▸ **AIM OF THE TASK**
Show, in full, each line of the data that contains "JSON".

▸ **THE INPUT**
* Start *

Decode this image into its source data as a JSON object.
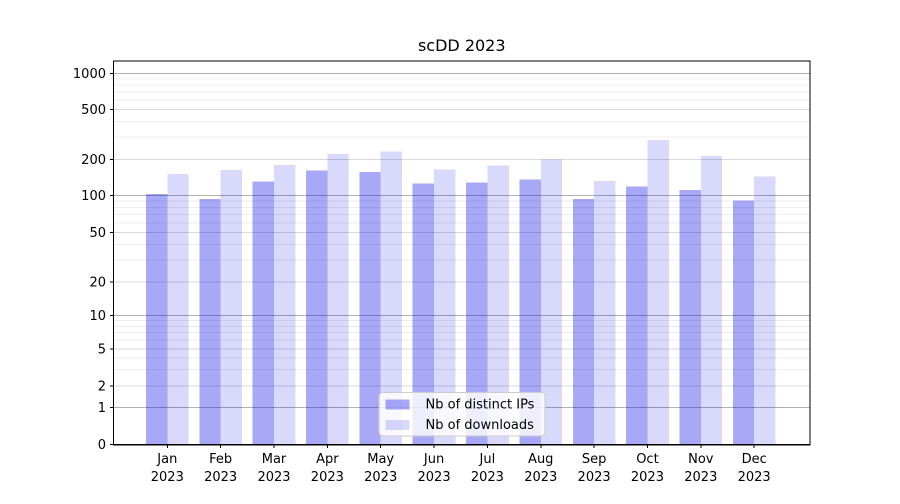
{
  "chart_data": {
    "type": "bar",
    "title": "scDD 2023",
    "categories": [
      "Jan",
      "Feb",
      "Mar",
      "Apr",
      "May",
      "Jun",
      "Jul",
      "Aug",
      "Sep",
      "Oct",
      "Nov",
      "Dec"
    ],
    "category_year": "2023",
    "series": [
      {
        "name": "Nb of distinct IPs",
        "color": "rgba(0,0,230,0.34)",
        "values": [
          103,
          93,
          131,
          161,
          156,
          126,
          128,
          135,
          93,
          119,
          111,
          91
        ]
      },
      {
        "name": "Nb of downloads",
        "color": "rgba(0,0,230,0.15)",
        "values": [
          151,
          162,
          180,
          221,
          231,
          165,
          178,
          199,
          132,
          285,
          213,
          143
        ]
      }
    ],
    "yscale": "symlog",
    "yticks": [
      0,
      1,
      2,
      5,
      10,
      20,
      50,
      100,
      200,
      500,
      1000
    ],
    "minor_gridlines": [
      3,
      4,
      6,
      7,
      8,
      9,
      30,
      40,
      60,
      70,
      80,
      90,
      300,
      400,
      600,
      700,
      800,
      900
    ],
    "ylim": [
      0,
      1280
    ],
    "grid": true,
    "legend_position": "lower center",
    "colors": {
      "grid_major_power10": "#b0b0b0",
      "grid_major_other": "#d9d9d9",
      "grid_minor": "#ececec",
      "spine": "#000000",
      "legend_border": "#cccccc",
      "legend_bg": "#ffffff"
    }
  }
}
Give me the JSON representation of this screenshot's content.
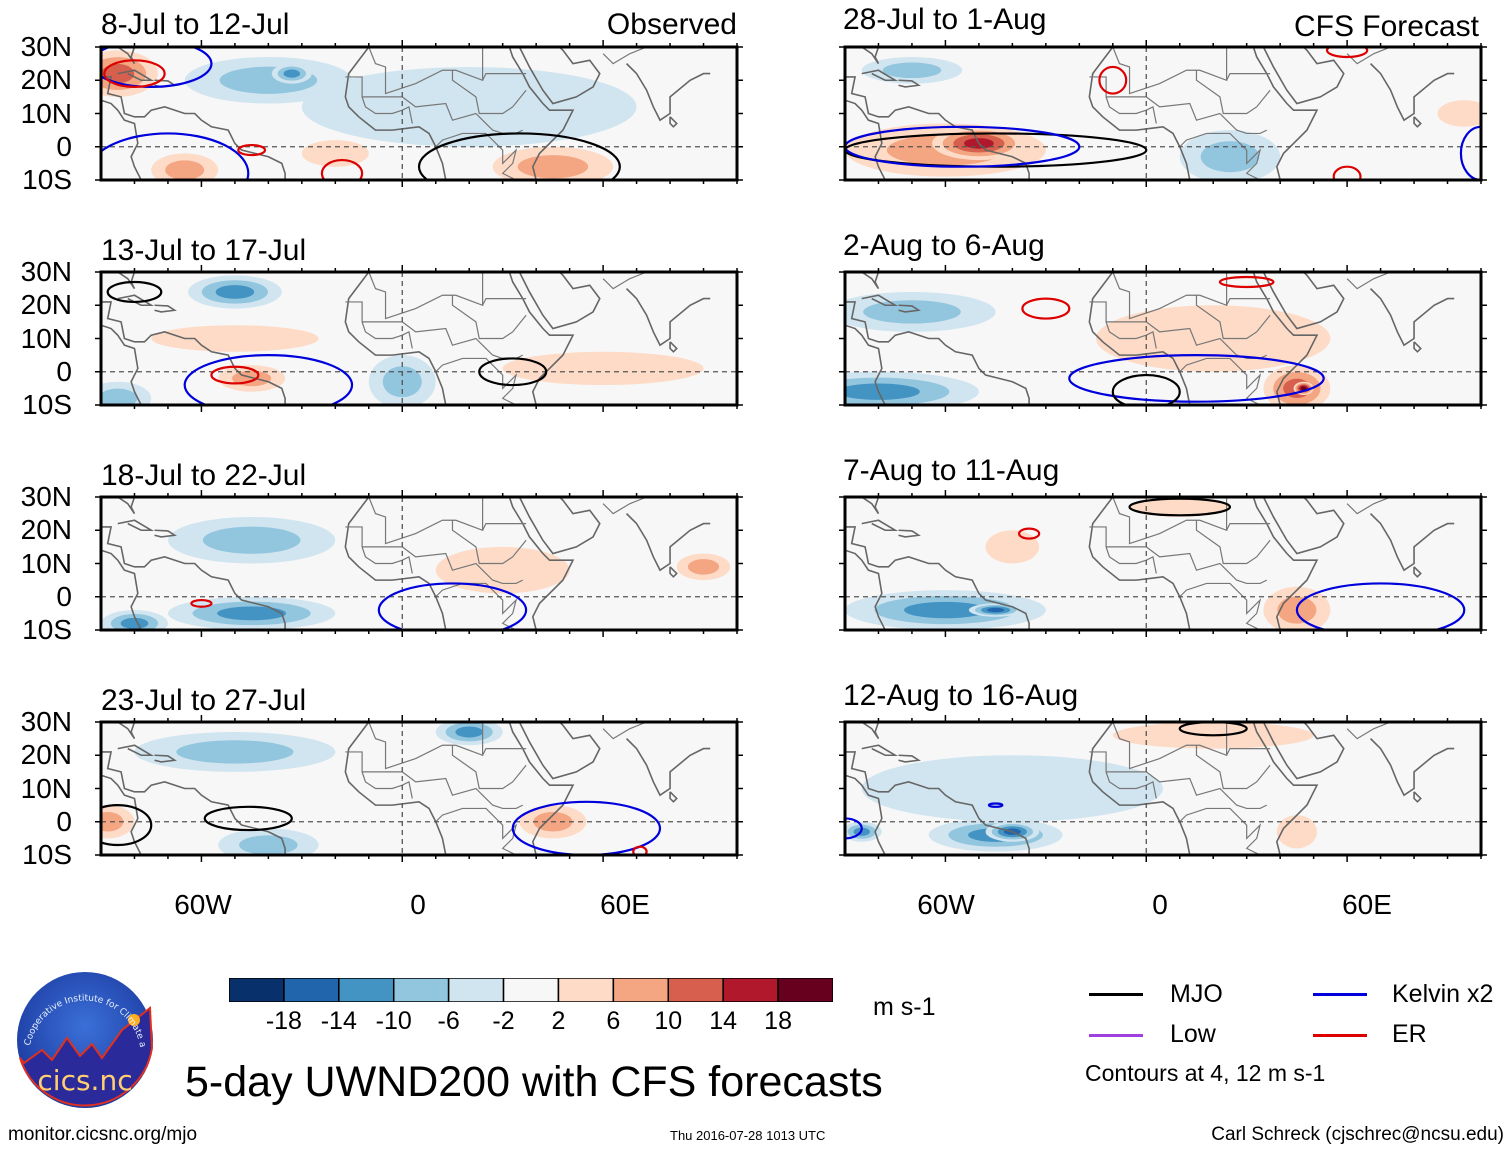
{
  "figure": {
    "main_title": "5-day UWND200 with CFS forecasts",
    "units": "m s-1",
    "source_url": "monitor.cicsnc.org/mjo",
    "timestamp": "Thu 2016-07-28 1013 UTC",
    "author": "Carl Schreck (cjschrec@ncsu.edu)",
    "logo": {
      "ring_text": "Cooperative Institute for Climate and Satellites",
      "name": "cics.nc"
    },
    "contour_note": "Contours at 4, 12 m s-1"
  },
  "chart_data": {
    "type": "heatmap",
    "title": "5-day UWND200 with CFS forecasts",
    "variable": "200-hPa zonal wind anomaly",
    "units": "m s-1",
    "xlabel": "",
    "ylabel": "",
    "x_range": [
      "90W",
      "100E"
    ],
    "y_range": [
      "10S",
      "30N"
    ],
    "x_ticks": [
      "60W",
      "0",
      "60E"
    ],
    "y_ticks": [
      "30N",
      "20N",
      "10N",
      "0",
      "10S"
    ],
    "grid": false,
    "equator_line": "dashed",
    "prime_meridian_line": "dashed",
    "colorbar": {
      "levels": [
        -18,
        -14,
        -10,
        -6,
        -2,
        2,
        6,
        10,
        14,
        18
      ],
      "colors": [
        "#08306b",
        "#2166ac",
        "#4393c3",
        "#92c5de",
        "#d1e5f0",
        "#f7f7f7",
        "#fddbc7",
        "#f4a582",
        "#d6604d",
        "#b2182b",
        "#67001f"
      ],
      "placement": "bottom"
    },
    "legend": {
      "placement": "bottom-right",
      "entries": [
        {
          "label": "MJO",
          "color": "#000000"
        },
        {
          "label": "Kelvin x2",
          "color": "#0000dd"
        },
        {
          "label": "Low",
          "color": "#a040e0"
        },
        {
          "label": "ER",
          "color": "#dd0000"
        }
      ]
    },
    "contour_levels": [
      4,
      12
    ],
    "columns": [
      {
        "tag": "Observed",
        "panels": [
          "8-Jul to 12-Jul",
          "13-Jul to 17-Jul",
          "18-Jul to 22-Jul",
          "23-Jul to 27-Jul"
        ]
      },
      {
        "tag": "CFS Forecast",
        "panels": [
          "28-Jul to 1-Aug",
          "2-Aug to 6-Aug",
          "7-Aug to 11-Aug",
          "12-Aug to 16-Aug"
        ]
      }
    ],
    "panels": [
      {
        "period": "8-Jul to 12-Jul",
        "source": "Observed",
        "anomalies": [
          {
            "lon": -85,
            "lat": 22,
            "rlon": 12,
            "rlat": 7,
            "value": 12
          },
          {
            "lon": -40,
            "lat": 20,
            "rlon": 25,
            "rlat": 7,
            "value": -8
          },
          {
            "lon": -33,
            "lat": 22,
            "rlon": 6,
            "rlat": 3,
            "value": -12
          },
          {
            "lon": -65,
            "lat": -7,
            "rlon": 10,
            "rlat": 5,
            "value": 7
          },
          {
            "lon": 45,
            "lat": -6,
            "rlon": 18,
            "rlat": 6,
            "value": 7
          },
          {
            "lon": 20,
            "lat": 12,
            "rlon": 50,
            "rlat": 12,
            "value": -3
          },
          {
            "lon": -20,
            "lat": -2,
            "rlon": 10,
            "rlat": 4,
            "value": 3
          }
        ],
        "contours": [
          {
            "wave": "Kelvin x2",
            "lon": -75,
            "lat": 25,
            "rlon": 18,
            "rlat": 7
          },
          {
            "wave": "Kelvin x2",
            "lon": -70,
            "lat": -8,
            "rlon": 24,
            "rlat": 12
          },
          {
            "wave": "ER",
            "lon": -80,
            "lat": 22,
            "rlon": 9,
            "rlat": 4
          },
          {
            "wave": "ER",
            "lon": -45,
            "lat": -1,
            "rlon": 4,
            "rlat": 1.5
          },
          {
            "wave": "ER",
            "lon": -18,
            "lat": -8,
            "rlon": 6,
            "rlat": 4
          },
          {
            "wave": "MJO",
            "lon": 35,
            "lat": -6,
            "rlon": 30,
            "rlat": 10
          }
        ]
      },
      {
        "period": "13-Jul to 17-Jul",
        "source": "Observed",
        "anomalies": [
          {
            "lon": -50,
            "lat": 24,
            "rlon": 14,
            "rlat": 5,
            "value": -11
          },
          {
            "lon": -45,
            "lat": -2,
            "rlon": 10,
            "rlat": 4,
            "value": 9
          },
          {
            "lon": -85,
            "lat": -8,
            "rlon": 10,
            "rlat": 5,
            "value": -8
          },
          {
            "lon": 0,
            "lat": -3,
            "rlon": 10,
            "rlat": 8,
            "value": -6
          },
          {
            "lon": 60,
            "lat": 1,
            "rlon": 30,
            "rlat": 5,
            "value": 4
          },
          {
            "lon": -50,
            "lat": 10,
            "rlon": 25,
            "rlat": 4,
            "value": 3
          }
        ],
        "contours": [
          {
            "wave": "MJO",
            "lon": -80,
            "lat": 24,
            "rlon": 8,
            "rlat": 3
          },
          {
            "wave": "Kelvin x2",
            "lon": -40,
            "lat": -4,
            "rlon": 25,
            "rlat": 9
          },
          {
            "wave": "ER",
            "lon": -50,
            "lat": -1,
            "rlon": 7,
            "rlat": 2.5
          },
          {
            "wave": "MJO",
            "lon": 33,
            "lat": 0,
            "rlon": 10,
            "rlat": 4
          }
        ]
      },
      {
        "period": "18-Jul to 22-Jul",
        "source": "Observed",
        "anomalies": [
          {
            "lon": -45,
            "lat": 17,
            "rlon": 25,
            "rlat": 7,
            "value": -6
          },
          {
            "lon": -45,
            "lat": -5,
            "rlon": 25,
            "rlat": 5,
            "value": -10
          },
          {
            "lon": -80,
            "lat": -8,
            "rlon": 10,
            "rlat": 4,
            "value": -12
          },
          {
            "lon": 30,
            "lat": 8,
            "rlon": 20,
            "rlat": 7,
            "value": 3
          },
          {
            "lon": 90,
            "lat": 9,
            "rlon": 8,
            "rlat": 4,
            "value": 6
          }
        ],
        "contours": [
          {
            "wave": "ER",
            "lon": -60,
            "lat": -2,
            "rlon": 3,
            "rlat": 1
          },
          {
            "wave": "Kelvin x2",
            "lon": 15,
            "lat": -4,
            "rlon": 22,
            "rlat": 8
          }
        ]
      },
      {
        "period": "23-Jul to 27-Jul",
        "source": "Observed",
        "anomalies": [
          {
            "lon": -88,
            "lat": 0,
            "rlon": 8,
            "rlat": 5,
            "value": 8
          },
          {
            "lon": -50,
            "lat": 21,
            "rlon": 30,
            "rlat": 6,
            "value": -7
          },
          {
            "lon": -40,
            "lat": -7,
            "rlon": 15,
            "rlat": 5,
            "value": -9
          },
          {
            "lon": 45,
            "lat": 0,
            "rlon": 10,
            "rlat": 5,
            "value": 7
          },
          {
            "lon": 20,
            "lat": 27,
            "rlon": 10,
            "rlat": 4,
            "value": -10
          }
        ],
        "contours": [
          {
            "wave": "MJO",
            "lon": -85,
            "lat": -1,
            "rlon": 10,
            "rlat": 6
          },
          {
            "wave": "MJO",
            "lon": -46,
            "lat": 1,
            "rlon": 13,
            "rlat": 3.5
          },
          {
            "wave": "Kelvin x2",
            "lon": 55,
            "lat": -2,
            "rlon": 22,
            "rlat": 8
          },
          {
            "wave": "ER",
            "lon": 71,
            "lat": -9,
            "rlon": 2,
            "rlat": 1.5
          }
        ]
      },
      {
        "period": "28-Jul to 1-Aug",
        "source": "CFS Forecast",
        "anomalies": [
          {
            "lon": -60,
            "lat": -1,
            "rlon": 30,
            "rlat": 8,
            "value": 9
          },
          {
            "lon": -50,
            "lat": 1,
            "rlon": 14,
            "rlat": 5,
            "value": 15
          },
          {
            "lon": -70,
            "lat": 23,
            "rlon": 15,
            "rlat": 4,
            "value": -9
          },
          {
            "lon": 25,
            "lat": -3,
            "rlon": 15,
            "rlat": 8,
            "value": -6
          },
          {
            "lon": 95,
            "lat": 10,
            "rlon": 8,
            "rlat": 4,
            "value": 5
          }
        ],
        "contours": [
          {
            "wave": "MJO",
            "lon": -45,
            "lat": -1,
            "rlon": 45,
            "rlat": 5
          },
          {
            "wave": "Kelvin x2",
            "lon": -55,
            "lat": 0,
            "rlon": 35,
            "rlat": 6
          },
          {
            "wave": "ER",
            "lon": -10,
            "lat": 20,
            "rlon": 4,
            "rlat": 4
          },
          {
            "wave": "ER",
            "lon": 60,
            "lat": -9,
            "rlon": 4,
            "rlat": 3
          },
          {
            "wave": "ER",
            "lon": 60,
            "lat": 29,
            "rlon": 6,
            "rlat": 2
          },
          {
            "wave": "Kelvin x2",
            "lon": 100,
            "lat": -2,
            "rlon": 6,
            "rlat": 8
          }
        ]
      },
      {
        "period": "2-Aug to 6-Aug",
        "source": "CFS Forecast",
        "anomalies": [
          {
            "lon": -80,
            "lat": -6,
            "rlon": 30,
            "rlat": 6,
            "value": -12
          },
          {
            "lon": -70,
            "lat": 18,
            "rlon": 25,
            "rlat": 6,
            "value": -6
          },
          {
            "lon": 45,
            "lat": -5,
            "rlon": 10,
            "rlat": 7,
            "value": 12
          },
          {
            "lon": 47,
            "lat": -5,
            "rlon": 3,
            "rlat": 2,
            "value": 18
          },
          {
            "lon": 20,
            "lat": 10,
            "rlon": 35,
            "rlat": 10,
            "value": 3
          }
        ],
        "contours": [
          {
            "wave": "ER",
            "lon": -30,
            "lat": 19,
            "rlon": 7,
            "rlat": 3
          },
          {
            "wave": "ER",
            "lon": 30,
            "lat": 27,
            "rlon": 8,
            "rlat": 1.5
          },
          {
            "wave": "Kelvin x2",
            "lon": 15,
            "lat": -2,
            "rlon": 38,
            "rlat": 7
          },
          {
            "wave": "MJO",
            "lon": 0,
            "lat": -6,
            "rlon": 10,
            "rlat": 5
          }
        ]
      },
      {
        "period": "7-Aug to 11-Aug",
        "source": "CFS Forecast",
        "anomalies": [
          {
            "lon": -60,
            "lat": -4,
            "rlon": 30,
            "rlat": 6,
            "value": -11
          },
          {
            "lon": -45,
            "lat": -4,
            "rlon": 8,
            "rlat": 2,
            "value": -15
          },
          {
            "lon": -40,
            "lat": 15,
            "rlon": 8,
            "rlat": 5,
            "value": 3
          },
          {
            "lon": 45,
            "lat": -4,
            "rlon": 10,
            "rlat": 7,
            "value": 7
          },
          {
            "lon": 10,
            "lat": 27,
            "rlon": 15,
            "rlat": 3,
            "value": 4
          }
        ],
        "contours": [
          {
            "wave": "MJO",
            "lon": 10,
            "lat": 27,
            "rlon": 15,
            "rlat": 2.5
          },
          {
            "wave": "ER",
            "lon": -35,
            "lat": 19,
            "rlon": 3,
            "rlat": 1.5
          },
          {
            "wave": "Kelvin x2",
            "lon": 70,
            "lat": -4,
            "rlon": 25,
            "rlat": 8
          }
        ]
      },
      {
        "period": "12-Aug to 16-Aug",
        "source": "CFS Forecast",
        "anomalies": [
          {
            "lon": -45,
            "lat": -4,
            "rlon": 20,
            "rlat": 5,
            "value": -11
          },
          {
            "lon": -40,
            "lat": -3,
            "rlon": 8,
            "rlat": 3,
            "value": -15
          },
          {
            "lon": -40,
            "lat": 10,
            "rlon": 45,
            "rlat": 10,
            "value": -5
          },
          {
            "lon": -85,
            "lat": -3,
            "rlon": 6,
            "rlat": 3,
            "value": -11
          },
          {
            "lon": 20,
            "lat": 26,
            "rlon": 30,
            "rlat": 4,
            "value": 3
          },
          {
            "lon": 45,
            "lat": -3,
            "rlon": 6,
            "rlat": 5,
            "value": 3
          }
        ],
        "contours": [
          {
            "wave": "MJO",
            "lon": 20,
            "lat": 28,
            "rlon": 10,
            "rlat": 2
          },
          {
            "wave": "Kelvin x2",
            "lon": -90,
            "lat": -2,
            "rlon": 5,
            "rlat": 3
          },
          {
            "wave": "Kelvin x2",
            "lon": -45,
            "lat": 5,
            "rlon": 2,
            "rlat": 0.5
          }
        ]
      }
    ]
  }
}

* End *

▸ **FINISHED TASK**
Decode this image into its source data as a JSON object.
Give me the JSON representation of this screenshot's content.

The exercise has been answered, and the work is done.